> _EXERCISE DIRECTIONS_
For each line below that includes the word "CÂMARA", make a copy.

Data entries:

++++++++

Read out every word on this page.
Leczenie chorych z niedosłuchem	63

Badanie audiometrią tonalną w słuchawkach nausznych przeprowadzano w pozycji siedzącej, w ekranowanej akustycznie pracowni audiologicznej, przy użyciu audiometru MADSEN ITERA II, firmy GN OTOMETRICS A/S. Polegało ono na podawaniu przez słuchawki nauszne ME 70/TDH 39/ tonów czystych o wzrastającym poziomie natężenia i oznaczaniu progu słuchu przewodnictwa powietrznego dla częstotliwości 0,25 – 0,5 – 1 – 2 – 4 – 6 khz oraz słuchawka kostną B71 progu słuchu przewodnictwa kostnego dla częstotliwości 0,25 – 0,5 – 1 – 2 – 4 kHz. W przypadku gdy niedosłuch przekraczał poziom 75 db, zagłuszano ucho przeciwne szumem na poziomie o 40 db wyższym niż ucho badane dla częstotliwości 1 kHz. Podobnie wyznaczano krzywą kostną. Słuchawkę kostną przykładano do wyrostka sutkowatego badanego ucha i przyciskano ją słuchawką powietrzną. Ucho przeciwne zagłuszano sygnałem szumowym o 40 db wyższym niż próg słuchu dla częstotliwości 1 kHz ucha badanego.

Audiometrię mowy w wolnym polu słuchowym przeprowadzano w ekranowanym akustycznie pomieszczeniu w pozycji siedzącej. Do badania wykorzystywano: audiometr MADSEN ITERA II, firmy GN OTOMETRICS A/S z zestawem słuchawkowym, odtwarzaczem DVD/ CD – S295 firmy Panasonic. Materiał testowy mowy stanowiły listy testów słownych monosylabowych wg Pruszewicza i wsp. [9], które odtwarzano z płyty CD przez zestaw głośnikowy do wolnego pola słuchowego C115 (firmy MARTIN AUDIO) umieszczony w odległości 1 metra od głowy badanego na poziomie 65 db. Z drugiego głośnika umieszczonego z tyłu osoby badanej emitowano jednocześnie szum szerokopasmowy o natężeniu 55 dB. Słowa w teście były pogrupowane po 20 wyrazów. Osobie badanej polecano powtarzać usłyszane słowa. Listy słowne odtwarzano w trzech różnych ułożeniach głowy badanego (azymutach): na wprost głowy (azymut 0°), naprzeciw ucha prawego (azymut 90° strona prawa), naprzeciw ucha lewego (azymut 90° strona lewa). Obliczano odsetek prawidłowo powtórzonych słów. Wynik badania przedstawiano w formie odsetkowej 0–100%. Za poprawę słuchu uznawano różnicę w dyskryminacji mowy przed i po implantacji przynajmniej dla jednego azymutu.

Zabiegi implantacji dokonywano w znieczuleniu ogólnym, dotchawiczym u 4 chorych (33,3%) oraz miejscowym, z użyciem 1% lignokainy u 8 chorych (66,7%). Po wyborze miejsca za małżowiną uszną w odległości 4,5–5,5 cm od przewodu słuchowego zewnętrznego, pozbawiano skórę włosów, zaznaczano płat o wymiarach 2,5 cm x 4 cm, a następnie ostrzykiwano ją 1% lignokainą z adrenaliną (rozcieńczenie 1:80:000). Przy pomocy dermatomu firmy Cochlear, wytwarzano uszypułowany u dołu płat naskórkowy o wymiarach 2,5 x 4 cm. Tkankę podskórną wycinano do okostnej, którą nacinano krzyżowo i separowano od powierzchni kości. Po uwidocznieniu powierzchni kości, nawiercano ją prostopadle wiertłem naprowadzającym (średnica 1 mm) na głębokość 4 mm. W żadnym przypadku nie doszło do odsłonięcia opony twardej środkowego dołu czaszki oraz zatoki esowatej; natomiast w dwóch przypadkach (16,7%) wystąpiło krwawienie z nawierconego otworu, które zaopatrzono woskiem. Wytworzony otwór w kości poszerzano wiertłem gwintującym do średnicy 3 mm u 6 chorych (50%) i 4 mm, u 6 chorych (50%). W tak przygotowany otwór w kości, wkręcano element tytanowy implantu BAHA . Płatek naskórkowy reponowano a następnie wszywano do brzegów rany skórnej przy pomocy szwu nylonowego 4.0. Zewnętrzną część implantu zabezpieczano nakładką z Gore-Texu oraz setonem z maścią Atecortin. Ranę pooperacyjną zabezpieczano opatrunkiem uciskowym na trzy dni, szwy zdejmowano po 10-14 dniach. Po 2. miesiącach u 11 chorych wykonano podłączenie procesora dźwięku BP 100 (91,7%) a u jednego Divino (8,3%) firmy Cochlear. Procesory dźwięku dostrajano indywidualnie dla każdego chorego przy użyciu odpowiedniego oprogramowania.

++++++++

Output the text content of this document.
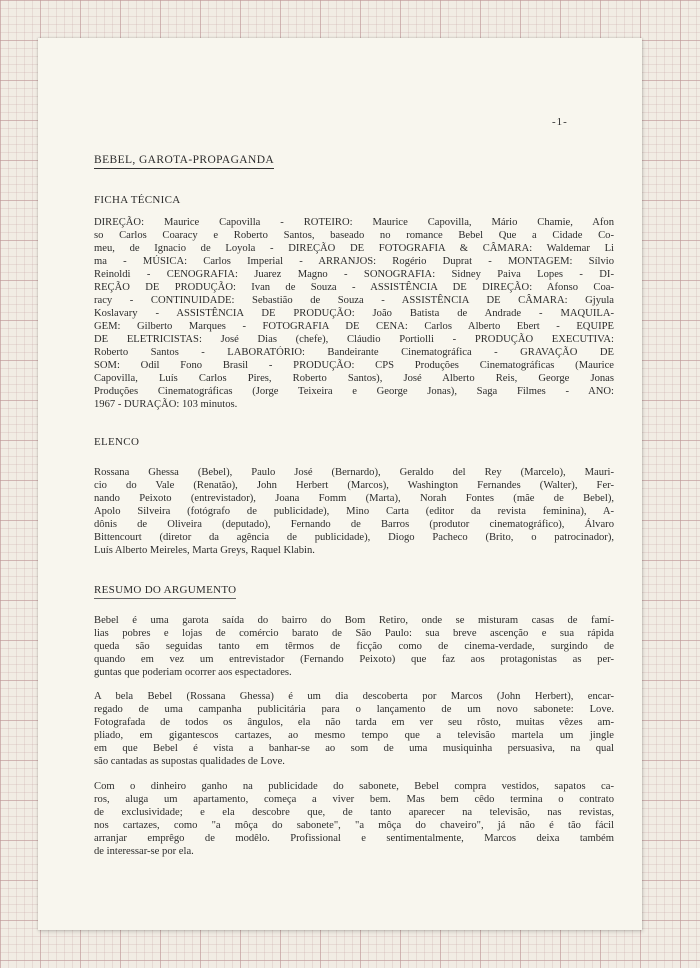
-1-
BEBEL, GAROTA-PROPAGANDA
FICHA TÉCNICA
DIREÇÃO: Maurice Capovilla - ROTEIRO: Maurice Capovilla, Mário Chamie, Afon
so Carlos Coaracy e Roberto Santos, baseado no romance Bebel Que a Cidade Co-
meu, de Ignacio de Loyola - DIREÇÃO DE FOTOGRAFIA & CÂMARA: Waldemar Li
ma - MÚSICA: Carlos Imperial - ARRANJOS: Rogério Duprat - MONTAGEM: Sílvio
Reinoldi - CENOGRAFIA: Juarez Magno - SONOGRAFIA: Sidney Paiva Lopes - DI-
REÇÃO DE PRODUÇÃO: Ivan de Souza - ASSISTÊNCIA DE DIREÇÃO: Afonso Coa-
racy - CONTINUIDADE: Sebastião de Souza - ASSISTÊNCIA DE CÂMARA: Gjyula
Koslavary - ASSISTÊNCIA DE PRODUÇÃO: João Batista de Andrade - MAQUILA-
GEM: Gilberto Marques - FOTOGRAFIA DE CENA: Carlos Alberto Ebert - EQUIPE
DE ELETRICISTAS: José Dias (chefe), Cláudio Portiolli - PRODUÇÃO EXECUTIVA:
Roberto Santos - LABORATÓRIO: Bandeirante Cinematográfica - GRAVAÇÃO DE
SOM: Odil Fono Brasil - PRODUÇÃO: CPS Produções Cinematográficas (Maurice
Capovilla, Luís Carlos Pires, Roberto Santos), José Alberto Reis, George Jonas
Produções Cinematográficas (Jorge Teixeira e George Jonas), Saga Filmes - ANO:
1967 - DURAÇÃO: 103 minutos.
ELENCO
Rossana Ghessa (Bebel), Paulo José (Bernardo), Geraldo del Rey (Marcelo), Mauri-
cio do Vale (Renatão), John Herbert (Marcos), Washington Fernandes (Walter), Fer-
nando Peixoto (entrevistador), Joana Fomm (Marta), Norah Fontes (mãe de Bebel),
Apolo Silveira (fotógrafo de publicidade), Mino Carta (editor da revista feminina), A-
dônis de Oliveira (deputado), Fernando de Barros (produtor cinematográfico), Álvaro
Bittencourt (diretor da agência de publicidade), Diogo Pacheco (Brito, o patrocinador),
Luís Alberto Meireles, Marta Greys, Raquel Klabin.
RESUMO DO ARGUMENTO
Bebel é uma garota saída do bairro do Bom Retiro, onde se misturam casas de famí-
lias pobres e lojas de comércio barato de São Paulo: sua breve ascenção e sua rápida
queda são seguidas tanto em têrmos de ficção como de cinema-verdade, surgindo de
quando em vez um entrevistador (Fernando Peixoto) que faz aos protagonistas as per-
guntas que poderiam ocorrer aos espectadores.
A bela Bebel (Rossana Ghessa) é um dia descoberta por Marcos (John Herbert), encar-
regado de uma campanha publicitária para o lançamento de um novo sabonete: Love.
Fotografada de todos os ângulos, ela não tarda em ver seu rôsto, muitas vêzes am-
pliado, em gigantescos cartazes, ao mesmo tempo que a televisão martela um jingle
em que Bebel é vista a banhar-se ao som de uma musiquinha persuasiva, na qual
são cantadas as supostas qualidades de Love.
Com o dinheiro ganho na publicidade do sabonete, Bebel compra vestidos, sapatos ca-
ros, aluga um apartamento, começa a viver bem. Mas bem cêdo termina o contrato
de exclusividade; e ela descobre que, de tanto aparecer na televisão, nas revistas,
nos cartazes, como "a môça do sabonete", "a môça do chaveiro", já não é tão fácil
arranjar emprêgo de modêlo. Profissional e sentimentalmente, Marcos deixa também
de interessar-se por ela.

++++++++

> _RESPONSE TO THE TASK_
meu, de Ignacio de Loyola - DIREÇÃO DE FOTOGRAFIA & CÂMARA: Waldemar Li
racy - CONTINUIDADE: Sebastião de Souza - ASSISTÊNCIA DE CÂMARA: Gjyula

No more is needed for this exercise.